__EXERCISE DESCRIPTION__
Give every line below again, exactly.

══ DATA PROVIDED

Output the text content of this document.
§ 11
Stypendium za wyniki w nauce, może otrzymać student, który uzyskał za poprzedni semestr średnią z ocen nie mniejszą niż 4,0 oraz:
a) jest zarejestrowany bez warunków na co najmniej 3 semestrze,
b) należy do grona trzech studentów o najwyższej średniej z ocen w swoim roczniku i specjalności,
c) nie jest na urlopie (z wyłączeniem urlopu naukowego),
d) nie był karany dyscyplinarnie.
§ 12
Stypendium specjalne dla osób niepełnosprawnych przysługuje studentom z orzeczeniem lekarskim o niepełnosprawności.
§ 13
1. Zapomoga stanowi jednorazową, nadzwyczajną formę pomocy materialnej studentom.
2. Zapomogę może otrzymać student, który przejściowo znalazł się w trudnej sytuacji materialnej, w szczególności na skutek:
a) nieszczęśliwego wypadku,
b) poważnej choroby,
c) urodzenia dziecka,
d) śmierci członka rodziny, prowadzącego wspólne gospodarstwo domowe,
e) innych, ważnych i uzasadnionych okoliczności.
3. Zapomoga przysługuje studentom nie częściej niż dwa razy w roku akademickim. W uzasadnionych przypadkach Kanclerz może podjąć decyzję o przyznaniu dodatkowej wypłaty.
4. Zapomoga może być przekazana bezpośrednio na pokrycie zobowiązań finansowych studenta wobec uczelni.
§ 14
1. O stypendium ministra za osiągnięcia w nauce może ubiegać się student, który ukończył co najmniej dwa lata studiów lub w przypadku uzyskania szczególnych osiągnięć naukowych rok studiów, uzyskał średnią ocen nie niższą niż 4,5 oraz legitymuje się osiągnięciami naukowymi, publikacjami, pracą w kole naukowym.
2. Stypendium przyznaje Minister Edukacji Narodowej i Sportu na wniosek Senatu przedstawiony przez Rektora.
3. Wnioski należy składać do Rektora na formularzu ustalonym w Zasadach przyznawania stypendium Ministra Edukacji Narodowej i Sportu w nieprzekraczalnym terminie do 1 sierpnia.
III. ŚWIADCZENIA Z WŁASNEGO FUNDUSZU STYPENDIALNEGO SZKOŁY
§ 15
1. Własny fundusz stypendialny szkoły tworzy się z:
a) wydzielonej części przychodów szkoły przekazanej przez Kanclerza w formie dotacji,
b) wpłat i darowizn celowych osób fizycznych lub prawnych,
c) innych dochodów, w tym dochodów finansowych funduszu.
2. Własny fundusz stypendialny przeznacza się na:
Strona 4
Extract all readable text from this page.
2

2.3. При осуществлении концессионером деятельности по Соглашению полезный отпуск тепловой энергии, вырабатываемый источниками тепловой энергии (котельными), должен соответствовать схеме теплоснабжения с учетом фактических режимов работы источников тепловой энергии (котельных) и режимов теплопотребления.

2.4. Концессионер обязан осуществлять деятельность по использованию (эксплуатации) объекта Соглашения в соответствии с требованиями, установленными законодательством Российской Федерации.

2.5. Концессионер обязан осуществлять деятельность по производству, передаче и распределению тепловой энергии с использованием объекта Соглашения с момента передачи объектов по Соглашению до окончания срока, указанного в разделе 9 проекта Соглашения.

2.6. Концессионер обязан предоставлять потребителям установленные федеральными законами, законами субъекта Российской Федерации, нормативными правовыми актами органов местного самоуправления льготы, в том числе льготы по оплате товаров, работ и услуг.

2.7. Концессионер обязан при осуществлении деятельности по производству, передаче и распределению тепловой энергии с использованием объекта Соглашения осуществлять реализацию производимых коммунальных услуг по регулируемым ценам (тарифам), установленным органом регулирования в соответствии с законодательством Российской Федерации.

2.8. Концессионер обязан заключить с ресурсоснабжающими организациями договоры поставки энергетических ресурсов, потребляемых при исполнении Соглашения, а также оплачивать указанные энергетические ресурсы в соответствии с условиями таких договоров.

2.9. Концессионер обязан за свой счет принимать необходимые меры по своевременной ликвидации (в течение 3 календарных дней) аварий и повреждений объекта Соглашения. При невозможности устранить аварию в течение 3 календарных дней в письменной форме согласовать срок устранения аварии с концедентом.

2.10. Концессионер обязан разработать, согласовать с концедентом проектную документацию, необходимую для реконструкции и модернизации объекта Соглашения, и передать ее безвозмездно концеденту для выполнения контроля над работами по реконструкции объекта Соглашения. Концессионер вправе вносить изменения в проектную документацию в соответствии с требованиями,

════

__WRITTEN RESPONSE__
Output the text content of this document.
§ 11
Stypendium za wyniki w nauce, może otrzymać student, który uzyskał za poprzedni semestr średnią z ocen nie mniejszą niż 4,0 oraz:
a) jest zarejestrowany bez warunków na co najmniej 3 semestrze,
b) należy do grona trzech studentów o najwyższej średniej z ocen w swoim roczniku i specjalności,
c) nie jest na urlopie (z wyłączeniem urlopu naukowego),
d) nie był karany dyscyplinarnie.
§ 12
Stypendium specjalne dla osób niepełnosprawnych przysługuje studentom z orzeczeniem lekarskim o niepełnosprawności.
§ 13
1. Zapomoga stanowi jednorazową, nadzwyczajną formę pomocy materialnej studentom.
2. Zapomogę może otrzymać student, który przejściowo znalazł się w trudnej sytuacji materialnej, w szczególności na skutek:
a) nieszczęśliwego wypadku,
b) poważnej choroby,
c) urodzenia dziecka,
d) śmierci członka rodziny, prowadzącego wspólne gospodarstwo domowe,
e) innych, ważnych i uzasadnionych okoliczności.
3. Zapomoga przysługuje studentom nie częściej niż dwa razy w roku akademickim. W uzasadnionych przypadkach Kanclerz może podjąć decyzję o przyznaniu dodatkowej wypłaty.
4. Zapomoga może być przekazana bezpośrednio na pokrycie zobowiązań finansowych studenta wobec uczelni.
§ 14
1. O stypendium ministra za osiągnięcia w nauce może ubiegać się student, który ukończył co najmniej dwa lata studiów lub w przypadku uzyskania szczególnych osiągnięć naukowych rok studiów, uzyskał średnią ocen nie niższą niż 4,5 oraz legitymuje się osiągnięciami naukowymi, publikacjami, pracą w kole naukowym.
2. Stypendium przyznaje Minister Edukacji Narodowej i Sportu na wniosek Senatu przedstawiony przez Rektora.
3. Wnioski należy składać do Rektora na formularzu ustalonym w Zasadach przyznawania stypendium Ministra Edukacji Narodowej i Sportu w nieprzekraczalnym terminie do 1 sierpnia.
III. ŚWIADCZENIA Z WŁASNEGO FUNDUSZU STYPENDIALNEGO SZKOŁY
§ 15
1. Własny fundusz stypendialny szkoły tworzy się z:
a) wydzielonej części przychodów szkoły przekazanej przez Kanclerza w formie dotacji,
b) wpłat i darowizn celowych osób fizycznych lub prawnych,
c) innych dochodów, w tym dochodów finansowych funduszu.
2. Własny fundusz stypendialny przeznacza się na:
Strona 4
Extract all readable text from this page.
2

2.3. При осуществлении концессионером деятельности по Соглашению полезный отпуск тепловой энергии, вырабатываемый источниками тепловой энергии (котельными), должен соответствовать схеме теплоснабжения с учетом фактических режимов работы источников тепловой энергии (котельных) и режимов теплопотребления.

2.4. Концессионер обязан осуществлять деятельность по использованию (эксплуатации) объекта Соглашения в соответствии с требованиями, установленными законодательством Российской Федерации.

2.5. Концессионер обязан осуществлять деятельность по производству, передаче и распределению тепловой энергии с использованием объекта Соглашения с момента передачи объектов по Соглашению до окончания срока, указанного в разделе 9 проекта Соглашения.

2.6. Концессионер обязан предоставлять потребителям установленные федеральными законами, законами субъекта Российской Федерации, нормативными правовыми актами органов местного самоуправления льготы, в том числе льготы по оплате товаров, работ и услуг.

2.7. Концессионер обязан при осуществлении деятельности по производству, передаче и распределению тепловой энергии с использованием объекта Соглашения осуществлять реализацию производимых коммунальных услуг по регулируемым ценам (тарифам), установленным органом регулирования в соответствии с законодательством Российской Федерации.

2.8. Концессионер обязан заключить с ресурсоснабжающими организациями договоры поставки энергетических ресурсов, потребляемых при исполнении Соглашения, а также оплачивать указанные энергетические ресурсы в соответствии с условиями таких договоров.

2.9. Концессионер обязан за свой счет принимать необходимые меры по своевременной ликвидации (в течение 3 календарных дней) аварий и повреждений объекта Соглашения. При невозможности устранить аварию в течение 3 календарных дней в письменной форме согласовать срок устранения аварии с концедентом.

2.10. Концессионер обязан разработать, согласовать с концедентом проектную документацию, необходимую для реконструкции и модернизации объекта Соглашения, и передать ее безвозмездно концеденту для выполнения контроля над работами по реконструкции объекта Соглашения. Концессионер вправе вносить изменения в проектную документацию в соответствии с требованиями,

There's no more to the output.